-- START OF INPUT DATA --

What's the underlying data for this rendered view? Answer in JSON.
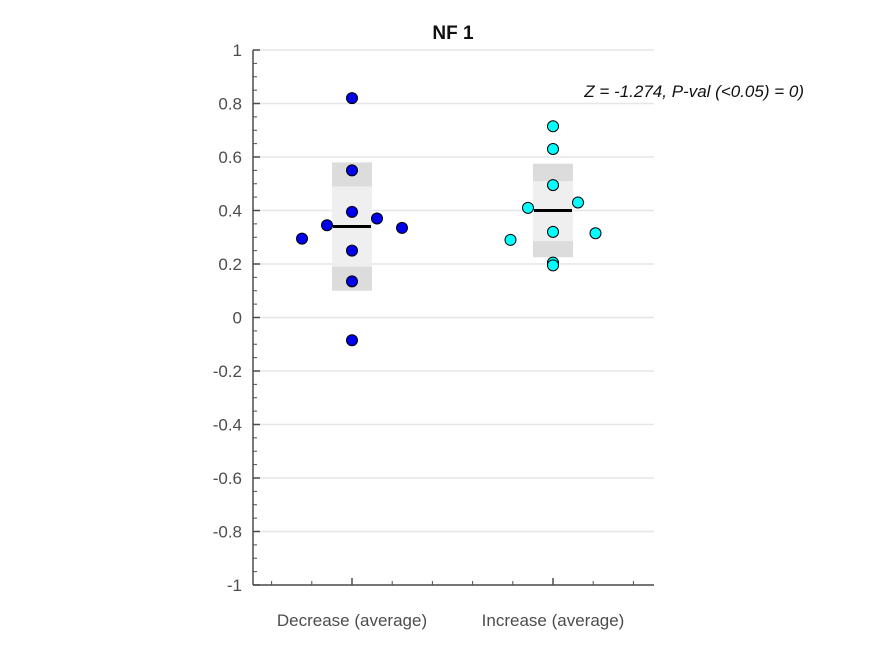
{
  "chart_data": {
    "type": "scatter",
    "title": "NF 1",
    "annotation": "Z = -1.274, P-val (<0.05) = 0)",
    "xlabel": "",
    "ylabel": "",
    "ylim": [
      -1,
      1
    ],
    "yticks": [
      "1",
      "0.8",
      "0.6",
      "0.4",
      "0.2",
      "0",
      "-0.2",
      "-0.4",
      "-0.6",
      "-0.8",
      "-1"
    ],
    "grid": true,
    "categories": [
      "Decrease (average)",
      "Increase (average)"
    ],
    "series": [
      {
        "category": "Decrease (average)",
        "color": "#0000ee",
        "mean": 0.34,
        "sem_band": [
          0.19,
          0.49
        ],
        "sd_band": [
          0.1,
          0.58
        ],
        "points": [
          {
            "offset": 0,
            "y": 0.82
          },
          {
            "offset": 0,
            "y": 0.55
          },
          {
            "offset": 0,
            "y": 0.395
          },
          {
            "offset": 1,
            "y": 0.37
          },
          {
            "offset": -1,
            "y": 0.345
          },
          {
            "offset": 2,
            "y": 0.335
          },
          {
            "offset": -2,
            "y": 0.295
          },
          {
            "offset": 0,
            "y": 0.25
          },
          {
            "offset": 0,
            "y": 0.135
          },
          {
            "offset": 0,
            "y": -0.085
          }
        ]
      },
      {
        "category": "Increase (average)",
        "color": "#00ffff",
        "mean": 0.4,
        "sem_band": [
          0.285,
          0.51
        ],
        "sd_band": [
          0.225,
          0.575
        ],
        "points": [
          {
            "offset": 0,
            "y": 0.715
          },
          {
            "offset": 0,
            "y": 0.63
          },
          {
            "offset": 0,
            "y": 0.495
          },
          {
            "offset": 1,
            "y": 0.43
          },
          {
            "offset": -1,
            "y": 0.41
          },
          {
            "offset": 0,
            "y": 0.32
          },
          {
            "offset": 1.7,
            "y": 0.315
          },
          {
            "offset": -1.7,
            "y": 0.29
          },
          {
            "offset": 0,
            "y": 0.205
          },
          {
            "offset": 0,
            "y": 0.195
          }
        ]
      }
    ]
  }
}
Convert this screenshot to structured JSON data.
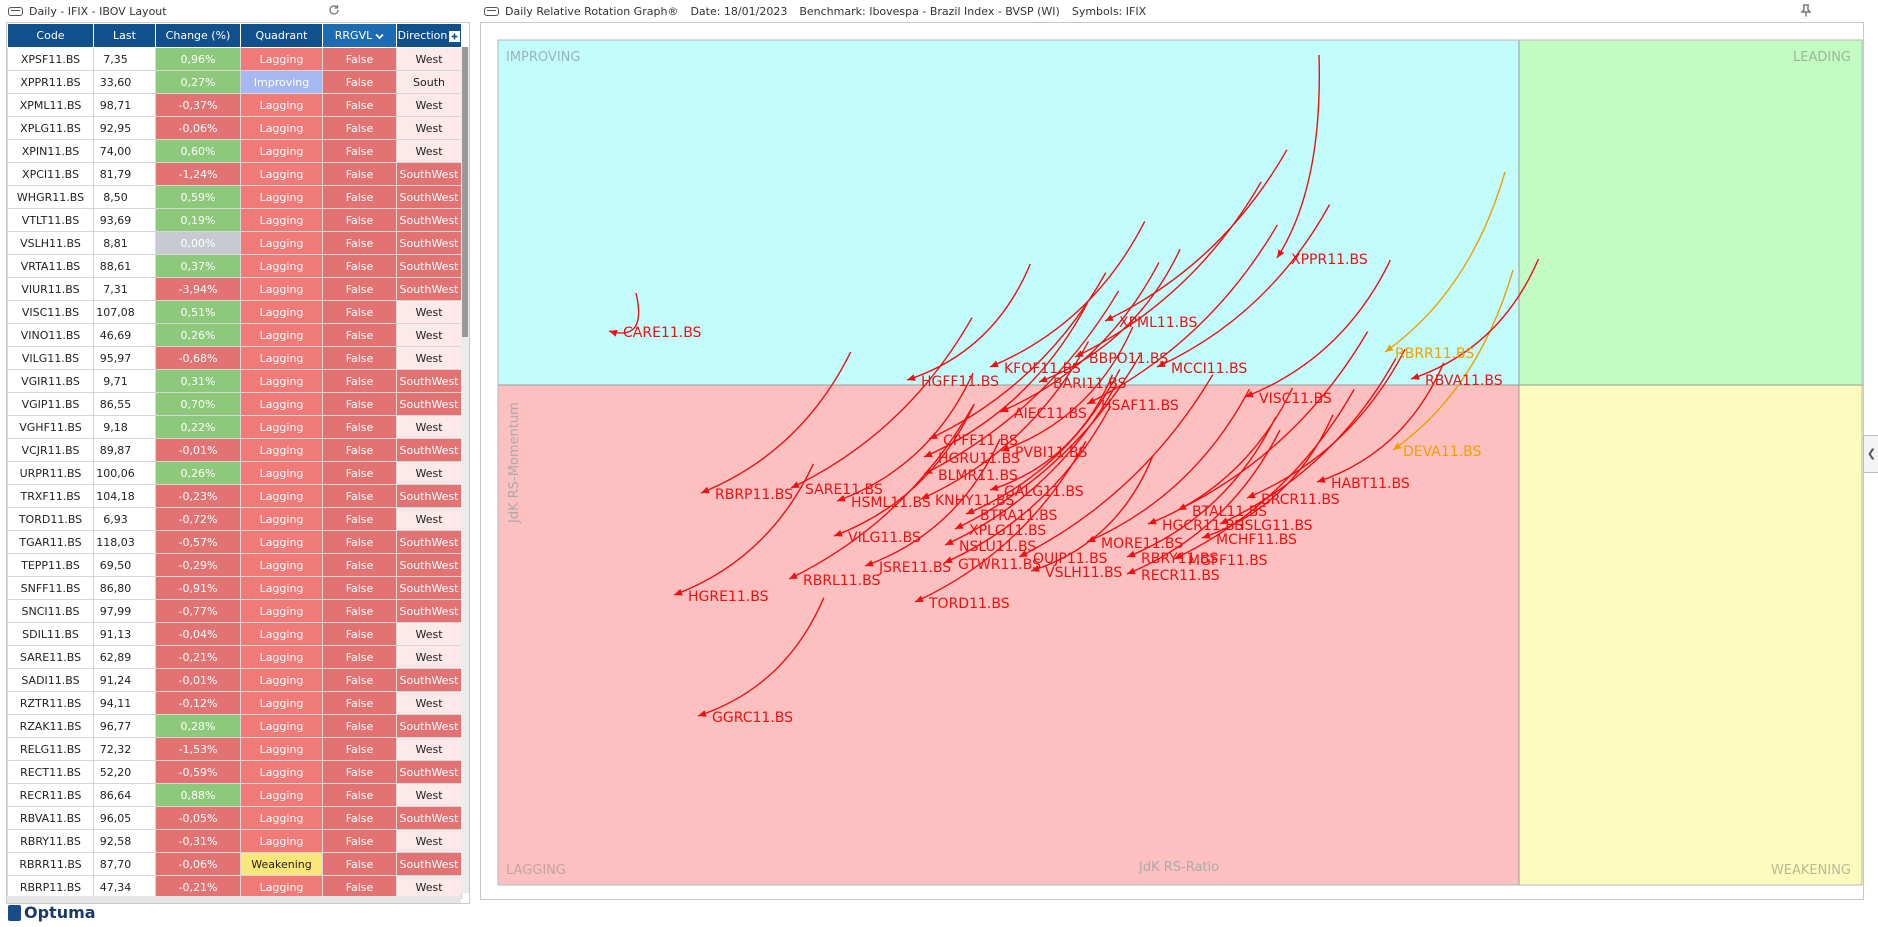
{
  "left_title": "Daily - IFIX - IBOV Layout",
  "right_title": {
    "name": "Daily Relative Rotation Graph®",
    "date": "Date: 18/01/2023",
    "benchmark": "Benchmark: Ibovespa - Brazil Index - BVSP (WI)",
    "symbols": "Symbols: IFIX"
  },
  "logo": "Optuma",
  "columns": [
    "Code",
    "Last",
    "Change (%)",
    "Quadrant",
    "RRGVL",
    "Direction"
  ],
  "rows": [
    [
      "XPSF11.BS",
      "7,35",
      "0,96%",
      "Lagging",
      "False",
      "West"
    ],
    [
      "XPPR11.BS",
      "33,60",
      "0,27%",
      "Improving",
      "False",
      "South"
    ],
    [
      "XPML11.BS",
      "98,71",
      "-0,37%",
      "Lagging",
      "False",
      "West"
    ],
    [
      "XPLG11.BS",
      "92,95",
      "-0,06%",
      "Lagging",
      "False",
      "West"
    ],
    [
      "XPIN11.BS",
      "74,00",
      "0,60%",
      "Lagging",
      "False",
      "West"
    ],
    [
      "XPCI11.BS",
      "81,79",
      "-1,24%",
      "Lagging",
      "False",
      "SouthWest"
    ],
    [
      "WHGR11.BS",
      "8,50",
      "0,59%",
      "Lagging",
      "False",
      "SouthWest"
    ],
    [
      "VTLT11.BS",
      "93,69",
      "0,19%",
      "Lagging",
      "False",
      "SouthWest"
    ],
    [
      "VSLH11.BS",
      "8,81",
      "0,00%",
      "Lagging",
      "False",
      "SouthWest"
    ],
    [
      "VRTA11.BS",
      "88,61",
      "0,37%",
      "Lagging",
      "False",
      "SouthWest"
    ],
    [
      "VIUR11.BS",
      "7,31",
      "-3,94%",
      "Lagging",
      "False",
      "SouthWest"
    ],
    [
      "VISC11.BS",
      "107,08",
      "0,51%",
      "Lagging",
      "False",
      "West"
    ],
    [
      "VINO11.BS",
      "46,69",
      "0,26%",
      "Lagging",
      "False",
      "West"
    ],
    [
      "VILG11.BS",
      "95,97",
      "-0,68%",
      "Lagging",
      "False",
      "West"
    ],
    [
      "VGIR11.BS",
      "9,71",
      "0,31%",
      "Lagging",
      "False",
      "SouthWest"
    ],
    [
      "VGIP11.BS",
      "86,55",
      "0,70%",
      "Lagging",
      "False",
      "SouthWest"
    ],
    [
      "VGHF11.BS",
      "9,18",
      "0,22%",
      "Lagging",
      "False",
      "West"
    ],
    [
      "VCJR11.BS",
      "89,87",
      "-0,01%",
      "Lagging",
      "False",
      "SouthWest"
    ],
    [
      "URPR11.BS",
      "100,06",
      "0,26%",
      "Lagging",
      "False",
      "West"
    ],
    [
      "TRXF11.BS",
      "104,18",
      "-0,23%",
      "Lagging",
      "False",
      "SouthWest"
    ],
    [
      "TORD11.BS",
      "6,93",
      "-0,72%",
      "Lagging",
      "False",
      "West"
    ],
    [
      "TGAR11.BS",
      "118,03",
      "-0,57%",
      "Lagging",
      "False",
      "SouthWest"
    ],
    [
      "TEPP11.BS",
      "69,50",
      "-0,29%",
      "Lagging",
      "False",
      "SouthWest"
    ],
    [
      "SNFF11.BS",
      "86,80",
      "-0,91%",
      "Lagging",
      "False",
      "SouthWest"
    ],
    [
      "SNCI11.BS",
      "97,99",
      "-0,77%",
      "Lagging",
      "False",
      "SouthWest"
    ],
    [
      "SDIL11.BS",
      "91,13",
      "-0,04%",
      "Lagging",
      "False",
      "West"
    ],
    [
      "SARE11.BS",
      "62,89",
      "-0,21%",
      "Lagging",
      "False",
      "West"
    ],
    [
      "SADI11.BS",
      "91,24",
      "-0,01%",
      "Lagging",
      "False",
      "SouthWest"
    ],
    [
      "RZTR11.BS",
      "94,11",
      "-0,12%",
      "Lagging",
      "False",
      "West"
    ],
    [
      "RZAK11.BS",
      "96,77",
      "0,28%",
      "Lagging",
      "False",
      "SouthWest"
    ],
    [
      "RELG11.BS",
      "72,32",
      "-1,53%",
      "Lagging",
      "False",
      "West"
    ],
    [
      "RECT11.BS",
      "52,20",
      "-0,59%",
      "Lagging",
      "False",
      "SouthWest"
    ],
    [
      "RECR11.BS",
      "86,64",
      "0,88%",
      "Lagging",
      "False",
      "West"
    ],
    [
      "RBVA11.BS",
      "96,05",
      "-0,05%",
      "Lagging",
      "False",
      "SouthWest"
    ],
    [
      "RBRY11.BS",
      "92,58",
      "-0,31%",
      "Lagging",
      "False",
      "West"
    ],
    [
      "RBRR11.BS",
      "87,70",
      "-0,06%",
      "Weakening",
      "False",
      "SouthWest"
    ],
    [
      "RBRP11.BS",
      "47,34",
      "-0,21%",
      "Lagging",
      "False",
      "West"
    ]
  ],
  "rrg": {
    "quadrants": {
      "improving": "IMPROVING",
      "leading": "LEADING",
      "lagging": "LAGGING",
      "weakening": "WEAKENING"
    },
    "axis_x": "JdK RS-Ratio",
    "axis_y": "JdK RS-Momentum",
    "colors": {
      "improving": "#c2fcfc",
      "leading": "#c2fcc2",
      "lagging": "#fcc0c0",
      "weakening": "#fcfcc0",
      "tail": "#f01010",
      "tail_weak": "#f0a000"
    },
    "labels": [
      {
        "text": "XPPR11.BS",
        "color": "#f01010"
      },
      {
        "text": "CARE11.BS",
        "color": "#f01010"
      },
      {
        "text": "XPML11.BS",
        "color": "#f01010"
      },
      {
        "text": "RBRR11.BS",
        "color": "#f0a000"
      },
      {
        "text": "DEVA11.BS",
        "color": "#f0a000"
      },
      {
        "text": "HGFF11.BS",
        "color": "#f01010"
      },
      {
        "text": "KFOF11.BS",
        "color": "#f01010"
      },
      {
        "text": "BBPO11.BS",
        "color": "#f01010"
      },
      {
        "text": "BARI11.BS",
        "color": "#f01010"
      },
      {
        "text": "MCCI11.BS",
        "color": "#f01010"
      },
      {
        "text": "RBVA11.BS",
        "color": "#f01010"
      },
      {
        "text": "AIEC11.BS",
        "color": "#f01010"
      },
      {
        "text": "HSAF11.BS",
        "color": "#f01010"
      },
      {
        "text": "VISC11.BS",
        "color": "#f01010"
      },
      {
        "text": "CPFF11.BS",
        "color": "#f01010"
      },
      {
        "text": "PVBI11.BS",
        "color": "#f01010"
      },
      {
        "text": "HGRU11.BS",
        "color": "#f01010"
      },
      {
        "text": "BLMR11.BS",
        "color": "#f01010"
      },
      {
        "text": "RBRP11.BS",
        "color": "#f01010"
      },
      {
        "text": "SARE11.BS",
        "color": "#f01010"
      },
      {
        "text": "HSML11.BS",
        "color": "#f01010"
      },
      {
        "text": "KNHY11.BS",
        "color": "#f01010"
      },
      {
        "text": "GALG11.BS",
        "color": "#f01010"
      },
      {
        "text": "BTRA11.BS",
        "color": "#f01010"
      },
      {
        "text": "XPLG11.BS",
        "color": "#f01010"
      },
      {
        "text": "VILG11.BS",
        "color": "#f01010"
      },
      {
        "text": "NSLU11.BS",
        "color": "#f01010"
      },
      {
        "text": "HABT11.BS",
        "color": "#f01010"
      },
      {
        "text": "BRCR11.BS",
        "color": "#f01010"
      },
      {
        "text": "BTAL11.BS",
        "color": "#f01010"
      },
      {
        "text": "HGCR11.BS",
        "color": "#f01010"
      },
      {
        "text": "HSLG11.BS",
        "color": "#f01010"
      },
      {
        "text": "MCHF11.BS",
        "color": "#f01010"
      },
      {
        "text": "MORE11.BS",
        "color": "#f01010"
      },
      {
        "text": "OUJP11.BS",
        "color": "#f01010"
      },
      {
        "text": "RBRY11.BS",
        "color": "#f01010"
      },
      {
        "text": "MGFF11.BS",
        "color": "#f01010"
      },
      {
        "text": "JSRE11.BS",
        "color": "#f01010"
      },
      {
        "text": "GTWR11.BS",
        "color": "#f01010"
      },
      {
        "text": "VSLH11.BS",
        "color": "#f01010"
      },
      {
        "text": "RECR11.BS",
        "color": "#f01010"
      },
      {
        "text": "RBRL11.BS",
        "color": "#f01010"
      },
      {
        "text": "HGRE11.BS",
        "color": "#f01010"
      },
      {
        "text": "TORD11.BS",
        "color": "#f01010"
      },
      {
        "text": "GGRC11.BS",
        "color": "#f01010"
      }
    ]
  }
}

-- END OF INPUT DATA --

WHAT YOU WILL DO ->
Report all lines of the material that contain the word "category".

WRITTEN REPLY ->
        "category": "Decrease (average)",
        "category": "Increase (average)",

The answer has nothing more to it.